Output the entries below exactly as written, omitting pictures.

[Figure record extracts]
►
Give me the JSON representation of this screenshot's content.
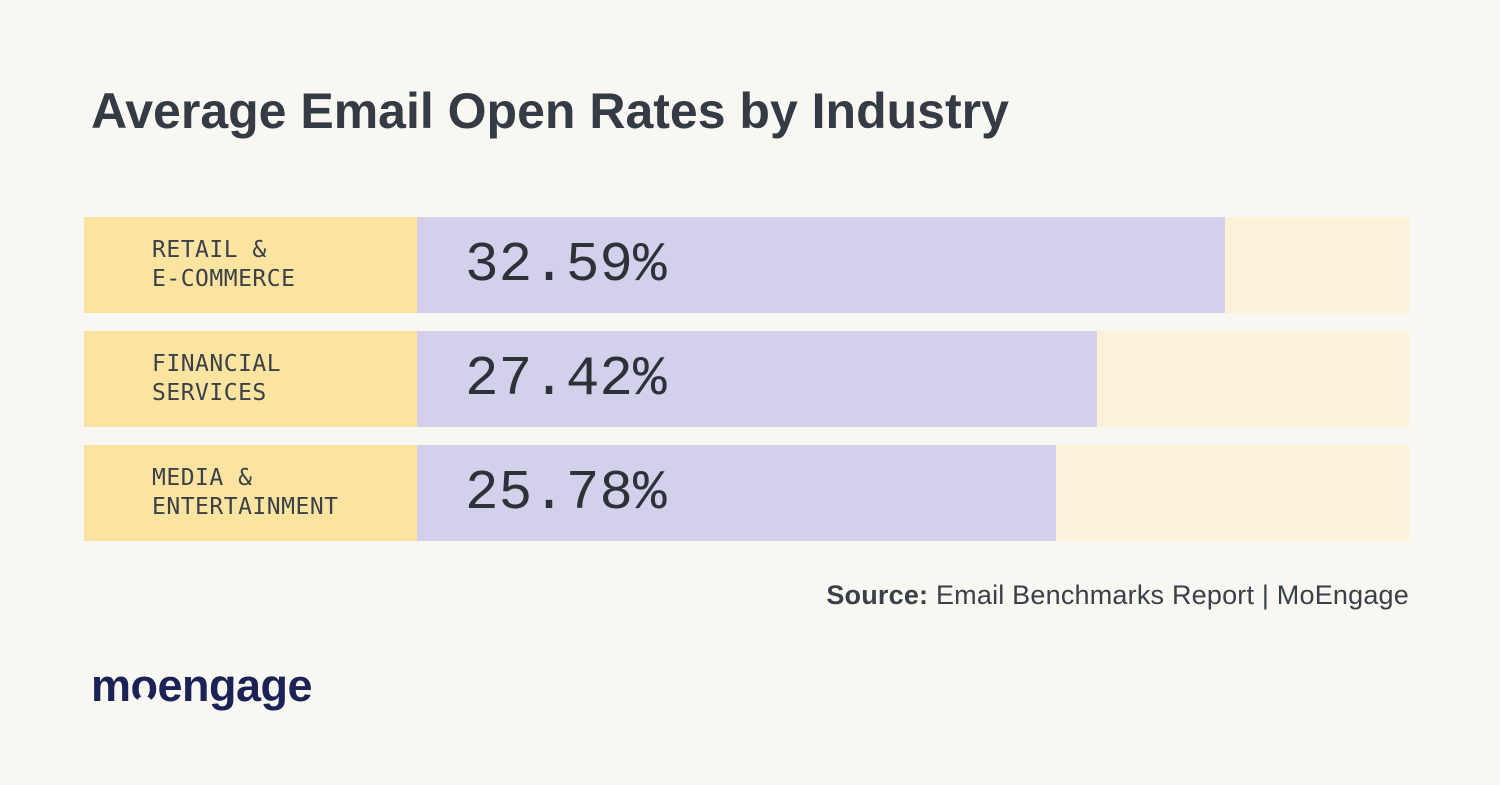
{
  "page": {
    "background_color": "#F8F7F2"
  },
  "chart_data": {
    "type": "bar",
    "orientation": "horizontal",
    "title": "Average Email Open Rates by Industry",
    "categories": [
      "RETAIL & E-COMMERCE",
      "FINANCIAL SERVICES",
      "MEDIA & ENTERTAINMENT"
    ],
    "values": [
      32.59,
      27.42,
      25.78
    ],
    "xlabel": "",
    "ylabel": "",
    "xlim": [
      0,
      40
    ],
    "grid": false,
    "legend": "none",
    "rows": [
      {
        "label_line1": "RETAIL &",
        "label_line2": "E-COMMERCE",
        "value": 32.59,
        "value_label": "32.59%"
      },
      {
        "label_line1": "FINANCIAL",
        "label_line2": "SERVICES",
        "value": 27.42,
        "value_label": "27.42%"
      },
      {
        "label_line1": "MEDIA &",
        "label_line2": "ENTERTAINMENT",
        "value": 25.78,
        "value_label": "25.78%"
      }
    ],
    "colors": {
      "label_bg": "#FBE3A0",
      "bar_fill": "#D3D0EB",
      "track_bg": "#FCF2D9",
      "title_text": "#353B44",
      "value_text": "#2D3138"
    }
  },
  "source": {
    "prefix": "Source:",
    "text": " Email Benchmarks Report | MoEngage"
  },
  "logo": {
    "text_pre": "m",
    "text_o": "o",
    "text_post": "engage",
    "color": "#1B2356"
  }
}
◄
[COMPLETE ANSWER]
Give me the JSON representation of this screenshot's content.
{
  "page": {
    "background_color": "#F8F7F2"
  },
  "chart_data": {
    "type": "bar",
    "orientation": "horizontal",
    "title": "Average Email Open Rates by Industry",
    "categories": [
      "RETAIL & E-COMMERCE",
      "FINANCIAL SERVICES",
      "MEDIA & ENTERTAINMENT"
    ],
    "values": [
      32.59,
      27.42,
      25.78
    ],
    "xlabel": "",
    "ylabel": "",
    "xlim": [
      0,
      40
    ],
    "grid": false,
    "legend": "none",
    "rows": [
      {
        "label_line1": "RETAIL &",
        "label_line2": "E-COMMERCE",
        "value": 32.59,
        "value_label": "32.59%"
      },
      {
        "label_line1": "FINANCIAL",
        "label_line2": "SERVICES",
        "value": 27.42,
        "value_label": "27.42%"
      },
      {
        "label_line1": "MEDIA &",
        "label_line2": "ENTERTAINMENT",
        "value": 25.78,
        "value_label": "25.78%"
      }
    ],
    "colors": {
      "label_bg": "#FBE3A0",
      "bar_fill": "#D3D0EB",
      "track_bg": "#FCF2D9",
      "title_text": "#353B44",
      "value_text": "#2D3138"
    }
  },
  "source": {
    "prefix": "Source:",
    "text": " Email Benchmarks Report | MoEngage"
  },
  "logo": {
    "text_pre": "m",
    "text_o": "o",
    "text_post": "engage",
    "color": "#1B2356"
  }
}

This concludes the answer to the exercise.